> **Task material**
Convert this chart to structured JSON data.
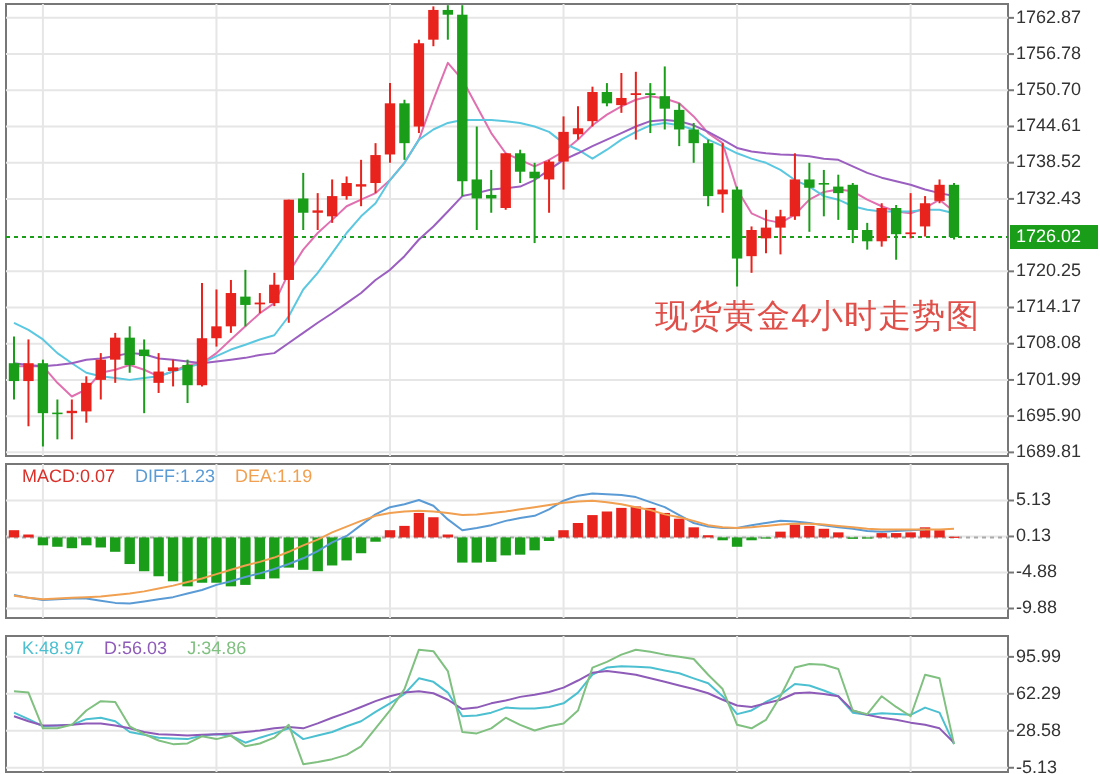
{
  "chart_data": [
    {
      "type": "candlestick",
      "title": "现货黄金4小时走势图",
      "categories": [
        null,
        null,
        null,
        null,
        null,
        null,
        null,
        null,
        null,
        null,
        null,
        null,
        null,
        null,
        null,
        null,
        null,
        null,
        null,
        null,
        null,
        null,
        null,
        null,
        null,
        null,
        null,
        null,
        null,
        null,
        null,
        null,
        null,
        null,
        null,
        null,
        null,
        null,
        null,
        null,
        null,
        null,
        null,
        null,
        null,
        null,
        null,
        null,
        null,
        null,
        null,
        null,
        null,
        null,
        null,
        null,
        null,
        null,
        null,
        null,
        null,
        null,
        null,
        null,
        null,
        null
      ],
      "ohlc": [
        [
          1704.8,
          1709.3,
          1698.7,
          1701.8
        ],
        [
          1701.8,
          1708.8,
          1694.2,
          1704.8
        ],
        [
          1704.8,
          1705.4,
          1690.8,
          1696.4
        ],
        [
          1696.5,
          1698.7,
          1692.0,
          1696.3
        ],
        [
          1696.4,
          1698.7,
          1692.0,
          1696.8
        ],
        [
          1696.7,
          1702.6,
          1694.8,
          1701.5
        ],
        [
          1702.0,
          1706.5,
          1698.7,
          1705.4
        ],
        [
          1705.4,
          1709.9,
          1701.5,
          1709.1
        ],
        [
          1709.1,
          1711.0,
          1703.2,
          1704.5
        ],
        [
          1707.1,
          1708.8,
          1696.4,
          1706.0
        ],
        [
          1701.5,
          1706.5,
          1699.8,
          1703.4
        ],
        [
          1703.5,
          1705.4,
          1700.9,
          1704.1
        ],
        [
          1704.5,
          1705.4,
          1698.1,
          1701.1
        ],
        [
          1701.1,
          1718.3,
          1700.9,
          1709.0
        ],
        [
          1709.0,
          1717.2,
          1707.6,
          1711.0
        ],
        [
          1711.0,
          1718.8,
          1709.9,
          1716.6
        ],
        [
          1716.0,
          1720.5,
          1711.0,
          1714.6
        ],
        [
          1714.7,
          1716.6,
          1713.2,
          1715.0
        ],
        [
          1714.9,
          1720.0,
          1714.4,
          1718.0
        ],
        [
          1718.8,
          1732.3,
          1711.6,
          1732.3
        ],
        [
          1732.5,
          1736.8,
          1727.2,
          1730.1
        ],
        [
          1730.1,
          1733.4,
          1727.2,
          1730.5
        ],
        [
          1729.5,
          1735.7,
          1728.4,
          1732.9
        ],
        [
          1732.9,
          1736.2,
          1732.3,
          1735.1
        ],
        [
          1734.5,
          1739.0,
          1731.2,
          1734.9
        ],
        [
          1735.1,
          1741.8,
          1733.4,
          1739.8
        ],
        [
          1739.9,
          1751.9,
          1738.5,
          1748.5
        ],
        [
          1748.5,
          1749.1,
          1739.0,
          1741.8
        ],
        [
          1744.6,
          1759.2,
          1743.5,
          1758.6
        ],
        [
          1759.2,
          1764.8,
          1758.1,
          1764.2
        ],
        [
          1764.2,
          1765.0,
          1759.2,
          1763.4
        ],
        [
          1763.4,
          1765.0,
          1732.9,
          1735.4
        ],
        [
          1735.7,
          1744.6,
          1727.2,
          1732.5
        ],
        [
          1733.1,
          1737.3,
          1730.1,
          1732.5
        ],
        [
          1730.9,
          1740.1,
          1730.6,
          1740.1
        ],
        [
          1740.1,
          1740.7,
          1735.1,
          1737.0
        ],
        [
          1737.0,
          1738.5,
          1725.0,
          1735.9
        ],
        [
          1735.7,
          1739.0,
          1730.1,
          1738.7
        ],
        [
          1738.7,
          1746.3,
          1734.0,
          1743.7
        ],
        [
          1743.3,
          1748.0,
          1742.4,
          1744.3
        ],
        [
          1745.5,
          1751.3,
          1744.6,
          1750.4
        ],
        [
          1750.4,
          1751.9,
          1748.0,
          1748.5
        ],
        [
          1748.2,
          1753.6,
          1746.9,
          1749.4
        ],
        [
          1749.9,
          1753.8,
          1742.4,
          1750.2
        ],
        [
          1750.2,
          1751.9,
          1743.5,
          1749.9
        ],
        [
          1749.7,
          1754.7,
          1744.1,
          1747.6
        ],
        [
          1747.4,
          1748.5,
          1741.3,
          1744.1
        ],
        [
          1744.1,
          1745.2,
          1738.5,
          1741.8
        ],
        [
          1741.8,
          1742.4,
          1731.2,
          1732.9
        ],
        [
          1733.2,
          1741.8,
          1730.1,
          1734.0
        ],
        [
          1734.0,
          1734.5,
          1717.7,
          1722.4
        ],
        [
          1722.8,
          1727.8,
          1720.0,
          1727.2
        ],
        [
          1725.8,
          1730.6,
          1723.3,
          1727.6
        ],
        [
          1727.6,
          1730.6,
          1723.1,
          1729.5
        ],
        [
          1729.5,
          1740.1,
          1728.9,
          1735.7
        ],
        [
          1735.7,
          1738.5,
          1726.9,
          1734.3
        ],
        [
          1735.1,
          1737.3,
          1729.5,
          1734.9
        ],
        [
          1734.5,
          1736.5,
          1728.9,
          1733.4
        ],
        [
          1734.8,
          1735.1,
          1725.0,
          1727.2
        ],
        [
          1727.2,
          1728.4,
          1723.9,
          1725.3
        ],
        [
          1725.3,
          1731.7,
          1724.4,
          1730.9
        ],
        [
          1730.9,
          1731.4,
          1722.2,
          1726.5
        ],
        [
          1726.5,
          1733.4,
          1725.8,
          1726.8
        ],
        [
          1727.8,
          1732.9,
          1726.1,
          1731.7
        ],
        [
          1732.1,
          1735.7,
          1731.7,
          1734.8
        ],
        [
          1734.8,
          1735.1,
          1725.6,
          1726.0
        ]
      ],
      "colors": [
        "#1a9e1a",
        "#e8221c",
        "#1a9e1a",
        "#1a9e1a",
        "#e8221c",
        "#e8221c",
        "#e8221c",
        "#e8221c",
        "#1a9e1a",
        "#1a9e1a",
        "#e8221c",
        "#e8221c",
        "#1a9e1a",
        "#e8221c",
        "#e8221c",
        "#e8221c",
        "#1a9e1a",
        "#e8221c",
        "#e8221c",
        "#e8221c",
        "#1a9e1a",
        "#e8221c",
        "#e8221c",
        "#e8221c",
        "#e8221c",
        "#e8221c",
        "#e8221c",
        "#1a9e1a",
        "#e8221c",
        "#e8221c",
        "#1a9e1a",
        "#1a9e1a",
        "#1a9e1a",
        "#1a9e1a",
        "#e8221c",
        "#1a9e1a",
        "#1a9e1a",
        "#e8221c",
        "#e8221c",
        "#e8221c",
        "#e8221c",
        "#1a9e1a",
        "#e8221c",
        "#e8221c",
        "#1a9e1a",
        "#1a9e1a",
        "#1a9e1a",
        "#1a9e1a",
        "#1a9e1a",
        "#e8221c",
        "#1a9e1a",
        "#e8221c",
        "#e8221c",
        "#e8221c",
        "#e8221c",
        "#1a9e1a",
        "#1a9e1a",
        "#1a9e1a",
        "#1a9e1a",
        "#1a9e1a",
        "#e8221c",
        "#1a9e1a",
        "#e8221c",
        "#e8221c",
        "#e8221c",
        "#1a9e1a"
      ],
      "series": [
        {
          "type": "line",
          "color": "#e070b0",
          "values": [
            1704.3,
            1704.3,
            1704.3,
            1701.5,
            1699.2,
            1700.4,
            1703.2,
            1703.7,
            1704.5,
            1703.7,
            1702.6,
            1703.4,
            1704.5,
            1704.8,
            1706.5,
            1708.8,
            1711.0,
            1713.2,
            1714.9,
            1720.0,
            1723.9,
            1726.7,
            1728.9,
            1731.2,
            1732.3,
            1733.4,
            1735.6,
            1738.5,
            1742.4,
            1749.1,
            1755.3,
            1752.5,
            1748.0,
            1743.5,
            1740.1,
            1739.0,
            1737.9,
            1739.0,
            1740.4,
            1742.4,
            1744.8,
            1746.6,
            1748.0,
            1749.1,
            1749.7,
            1749.3,
            1748.5,
            1746.3,
            1743.5,
            1741.8,
            1734.0,
            1730.0,
            1728.9,
            1728.4,
            1729.8,
            1732.3,
            1733.6,
            1734.0,
            1733.7,
            1732.3,
            1731.2,
            1730.3,
            1730.0,
            1730.9,
            1732.3,
            1730.3
          ]
        },
        {
          "type": "line",
          "color": "#5cc8e0",
          "values": [
            1711.6,
            1710.4,
            1708.8,
            1706.5,
            1704.8,
            1703.2,
            1702.6,
            1702.3,
            1702.0,
            1702.3,
            1702.6,
            1703.4,
            1704.1,
            1704.8,
            1706.0,
            1707.1,
            1707.9,
            1708.8,
            1709.5,
            1712.7,
            1717.2,
            1720.0,
            1723.3,
            1726.7,
            1729.5,
            1731.7,
            1735.6,
            1738.5,
            1742.4,
            1744.1,
            1745.2,
            1745.7,
            1745.7,
            1745.7,
            1745.5,
            1745.2,
            1744.6,
            1743.7,
            1741.8,
            1740.7,
            1739.2,
            1740.7,
            1742.4,
            1743.7,
            1744.8,
            1745.2,
            1744.8,
            1744.1,
            1742.4,
            1741.3,
            1740.1,
            1739.2,
            1738.5,
            1737.3,
            1735.6,
            1734.5,
            1732.9,
            1732.3,
            1731.2,
            1730.6,
            1730.3,
            1730.3,
            1730.3,
            1730.6,
            1730.6,
            1730.0
          ]
        },
        {
          "type": "line",
          "color": "#9b5fc0",
          "values": [
            1704.8,
            1704.5,
            1704.3,
            1704.5,
            1704.8,
            1705.4,
            1705.6,
            1706.0,
            1706.5,
            1706.3,
            1705.6,
            1705.4,
            1705.1,
            1704.8,
            1705.1,
            1705.4,
            1705.7,
            1706.2,
            1706.5,
            1708.2,
            1709.9,
            1711.6,
            1713.2,
            1714.9,
            1716.6,
            1718.8,
            1720.5,
            1722.8,
            1725.6,
            1727.8,
            1730.3,
            1732.9,
            1733.4,
            1734.0,
            1734.2,
            1734.5,
            1735.6,
            1737.3,
            1739.0,
            1740.1,
            1741.3,
            1742.4,
            1743.5,
            1744.6,
            1745.5,
            1745.7,
            1745.5,
            1744.8,
            1743.7,
            1742.4,
            1741.0,
            1740.4,
            1740.1,
            1739.9,
            1739.8,
            1739.6,
            1739.2,
            1739.0,
            1737.9,
            1736.8,
            1736.0,
            1735.4,
            1734.8,
            1734.0,
            1733.4,
            1732.9
          ]
        }
      ],
      "ylim": [
        1689.2,
        1765.2
      ],
      "yticks": [
        1762.87,
        1756.78,
        {
          "value": 1750.7,
          "label": "1750.70"
        },
        1744.61,
        1738.52,
        1732.43,
        1720.25,
        1714.17,
        1708.08,
        1701.99,
        {
          "value": 1695.9,
          "label": "1695.90"
        },
        1689.81
      ],
      "ref_lines": [
        {
          "axis": "y",
          "value": 1726.02,
          "label": "1726.02",
          "color": "#1a9e1a",
          "line_style": "dotted"
        }
      ],
      "grid": true
    },
    {
      "type": "bar",
      "categories": [
        null,
        null,
        null,
        null,
        null,
        null,
        null,
        null,
        null,
        null,
        null,
        null,
        null,
        null,
        null,
        null,
        null,
        null,
        null,
        null,
        null,
        null,
        null,
        null,
        null,
        null,
        null,
        null,
        null,
        null,
        null,
        null,
        null,
        null,
        null,
        null,
        null,
        null,
        null,
        null,
        null,
        null,
        null,
        null,
        null,
        null,
        null,
        null,
        null,
        null,
        null,
        null,
        null,
        null,
        null,
        null,
        null,
        null,
        null,
        null,
        null,
        null,
        null,
        null,
        null,
        null
      ],
      "series": [
        {
          "name": "MACD:0.07",
          "color": "#d9302a",
          "colors": [
            "#e8221c",
            "#e8221c",
            "#1a9e1a",
            "#1a9e1a",
            "#1a9e1a",
            "#1a9e1a",
            "#1a9e1a",
            "#1a9e1a",
            "#1a9e1a",
            "#1a9e1a",
            "#1a9e1a",
            "#1a9e1a",
            "#1a9e1a",
            "#1a9e1a",
            "#1a9e1a",
            "#1a9e1a",
            "#1a9e1a",
            "#1a9e1a",
            "#1a9e1a",
            "#1a9e1a",
            "#1a9e1a",
            "#1a9e1a",
            "#1a9e1a",
            "#1a9e1a",
            "#1a9e1a",
            "#1a9e1a",
            "#e8221c",
            "#e8221c",
            "#e8221c",
            "#e8221c",
            "#e8221c",
            "#1a9e1a",
            "#1a9e1a",
            "#1a9e1a",
            "#1a9e1a",
            "#1a9e1a",
            "#1a9e1a",
            "#1a9e1a",
            "#e8221c",
            "#e8221c",
            "#e8221c",
            "#e8221c",
            "#e8221c",
            "#e8221c",
            "#e8221c",
            "#e8221c",
            "#e8221c",
            "#e8221c",
            "#e8221c",
            "#1a9e1a",
            "#1a9e1a",
            "#1a9e1a",
            "#1a9e1a",
            "#e8221c",
            "#e8221c",
            "#e8221c",
            "#e8221c",
            "#e8221c",
            "#1a9e1a",
            "#1a9e1a",
            "#e8221c",
            "#e8221c",
            "#e8221c",
            "#e8221c",
            "#e8221c",
            "#e8221c"
          ],
          "values": [
            1.0,
            0.4,
            -1.1,
            -1.3,
            -1.5,
            -1.1,
            -1.4,
            -2.0,
            -3.7,
            -4.7,
            -5.4,
            -6.1,
            -6.8,
            -6.3,
            -6.3,
            -6.8,
            -6.6,
            -5.8,
            -5.7,
            -4.2,
            -4.5,
            -4.7,
            -3.9,
            -3.2,
            -2.2,
            -0.6,
            1.0,
            1.6,
            3.4,
            2.8,
            0.4,
            -3.5,
            -3.5,
            -3.4,
            -2.5,
            -2.4,
            -1.8,
            -0.5,
            1.0,
            2.0,
            3.1,
            3.6,
            4.1,
            4.3,
            4.1,
            3.4,
            2.6,
            1.4,
            0.3,
            -0.4,
            -1.3,
            -0.4,
            -0.1,
            0.8,
            1.8,
            1.6,
            1.2,
            0.7,
            -0.2,
            -0.1,
            0.6,
            0.6,
            0.7,
            1.4,
            1.0,
            0.1
          ]
        },
        {
          "type": "line",
          "name": "DIFF:1.23",
          "color": "#5b9bd5",
          "values": [
            -8.0,
            -8.4,
            -8.7,
            -8.6,
            -8.5,
            -8.5,
            -8.8,
            -9.1,
            -9.2,
            -8.9,
            -8.6,
            -8.3,
            -7.8,
            -7.3,
            -6.6,
            -6.1,
            -5.5,
            -5.0,
            -4.4,
            -3.7,
            -2.9,
            -1.9,
            -0.7,
            0.2,
            1.7,
            3.2,
            4.2,
            4.6,
            5.2,
            4.4,
            2.5,
            1.0,
            1.3,
            1.7,
            2.3,
            2.7,
            3.0,
            3.9,
            5.1,
            5.8,
            6.1,
            6.0,
            5.9,
            5.6,
            4.9,
            4.2,
            3.1,
            2.0,
            1.5,
            1.3,
            1.3,
            1.7,
            2.0,
            2.3,
            2.2,
            2.0,
            1.7,
            1.4,
            1.2,
            0.9,
            0.8,
            0.9,
            1.0,
            1.1,
            null,
            null
          ]
        },
        {
          "type": "line",
          "name": "DEA:1.19",
          "color": "#f0a050",
          "values": [
            -8.1,
            -8.4,
            -8.6,
            -8.5,
            -8.4,
            -8.3,
            -8.2,
            -8.0,
            -7.8,
            -7.5,
            -7.1,
            -6.7,
            -6.2,
            -5.7,
            -5.1,
            -4.5,
            -3.9,
            -3.4,
            -2.8,
            -2.0,
            -1.1,
            -0.3,
            0.7,
            1.5,
            2.3,
            3.0,
            3.4,
            3.6,
            3.7,
            3.6,
            3.4,
            3.1,
            3.2,
            3.4,
            3.6,
            3.9,
            4.2,
            4.5,
            4.8,
            5.0,
            5.1,
            4.9,
            4.6,
            4.2,
            3.8,
            3.2,
            2.8,
            2.3,
            1.7,
            1.4,
            1.3,
            1.4,
            1.6,
            1.8,
            1.9,
            1.9,
            1.8,
            1.6,
            1.4,
            1.2,
            1.1,
            1.1,
            1.1,
            1.1,
            1.1,
            1.2
          ]
        }
      ],
      "ylim": [
        -11.2,
        10.2
      ],
      "yticks": [
        5.13,
        0.13,
        -4.88,
        -9.88
      ],
      "ref_lines": [
        {
          "axis": "y",
          "value": 0,
          "color": "#aaaaaa",
          "line_style": "dotted"
        }
      ],
      "grid": true,
      "legend": "top left"
    },
    {
      "type": "line",
      "categories": [
        null,
        null,
        null,
        null,
        null,
        null,
        null,
        null,
        null,
        null,
        null,
        null,
        null,
        null,
        null,
        null,
        null,
        null,
        null,
        null,
        null,
        null,
        null,
        null,
        null,
        null,
        null,
        null,
        null,
        null,
        null,
        null,
        null,
        null,
        null,
        null,
        null,
        null,
        null,
        null,
        null,
        null,
        null,
        null,
        null,
        null,
        null,
        null,
        null,
        null,
        null,
        null,
        null,
        null,
        null,
        null,
        null,
        null,
        null,
        null,
        null,
        null,
        null,
        null,
        null,
        null
      ],
      "series": [
        {
          "name": "K:48.97",
          "color": "#4cc0d0",
          "values": [
            45.1,
            39.2,
            32.7,
            33.4,
            34.0,
            39.2,
            40.5,
            37.3,
            27.5,
            24.9,
            22.3,
            21.6,
            21.0,
            24.2,
            25.5,
            24.2,
            17.7,
            22.3,
            26.2,
            30.8,
            21.0,
            24.2,
            27.5,
            32.7,
            37.3,
            45.8,
            53.6,
            62.1,
            76.4,
            73.2,
            63.4,
            41.8,
            42.5,
            45.1,
            49.7,
            49.0,
            49.0,
            50.3,
            53.6,
            63.4,
            79.7,
            86.2,
            87.5,
            86.9,
            86.2,
            83.6,
            81.0,
            76.4,
            71.9,
            60.1,
            43.8,
            47.1,
            54.9,
            61.4,
            71.2,
            69.9,
            65.3,
            60.1,
            45.1,
            43.1,
            44.5,
            43.8,
            43.1,
            49.7,
            45.1,
            16.4
          ]
        },
        {
          "name": "D:56.03",
          "color": "#8e5cb8",
          "values": [
            41.8,
            37.3,
            33.4,
            33.4,
            34.0,
            35.3,
            35.3,
            33.4,
            30.8,
            27.5,
            25.5,
            24.9,
            24.2,
            24.9,
            25.5,
            26.2,
            27.5,
            28.8,
            30.8,
            32.1,
            30.8,
            35.3,
            40.5,
            45.1,
            50.3,
            55.6,
            60.1,
            63.4,
            64.7,
            62.8,
            56.9,
            48.4,
            49.7,
            53.6,
            56.2,
            59.5,
            61.4,
            64.0,
            67.9,
            74.4,
            81.6,
            83.0,
            81.6,
            79.7,
            76.4,
            73.2,
            69.9,
            66.6,
            62.8,
            56.9,
            51.6,
            50.3,
            53.6,
            56.9,
            62.8,
            63.4,
            62.1,
            60.1,
            47.1,
            43.1,
            40.5,
            38.6,
            36.0,
            34.0,
            30.8,
            17.7
          ]
        },
        {
          "name": "J:34.86",
          "color": "#80c080",
          "values": [
            64.7,
            63.4,
            30.8,
            30.8,
            34.0,
            47.1,
            55.6,
            54.9,
            32.7,
            25.5,
            19.7,
            16.4,
            17.0,
            23.6,
            21.0,
            24.2,
            14.4,
            17.0,
            22.3,
            34.0,
            -1.9,
            0.1,
            2.7,
            6.6,
            14.4,
            30.8,
            47.1,
            66.6,
            102.5,
            101.2,
            83.0,
            27.5,
            26.2,
            30.8,
            40.5,
            34.0,
            28.8,
            32.7,
            35.3,
            47.1,
            86.2,
            91.4,
            98.0,
            102.5,
            100.6,
            98.0,
            96.0,
            94.0,
            79.7,
            66.6,
            34.0,
            30.8,
            38.6,
            60.1,
            86.2,
            89.5,
            88.8,
            84.9,
            47.1,
            43.8,
            60.1,
            50.3,
            41.8,
            79.7,
            76.4,
            16.4
          ]
        }
      ],
      "ylim": [
        -9,
        115
      ],
      "yticks": [
        95.99,
        62.29,
        28.58,
        -5.13
      ],
      "grid": true,
      "legend": "top left"
    }
  ]
}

> **Exercise details**
Look above for every line with the word "name" and copy it.

> **Written solution**
          "name": "MACD:0.07",
          "name": "DIFF:1.23",
          "name": "DEA:1.19",
          "name": "K:48.97",
          "name": "D:56.03",
          "name": "J:34.86",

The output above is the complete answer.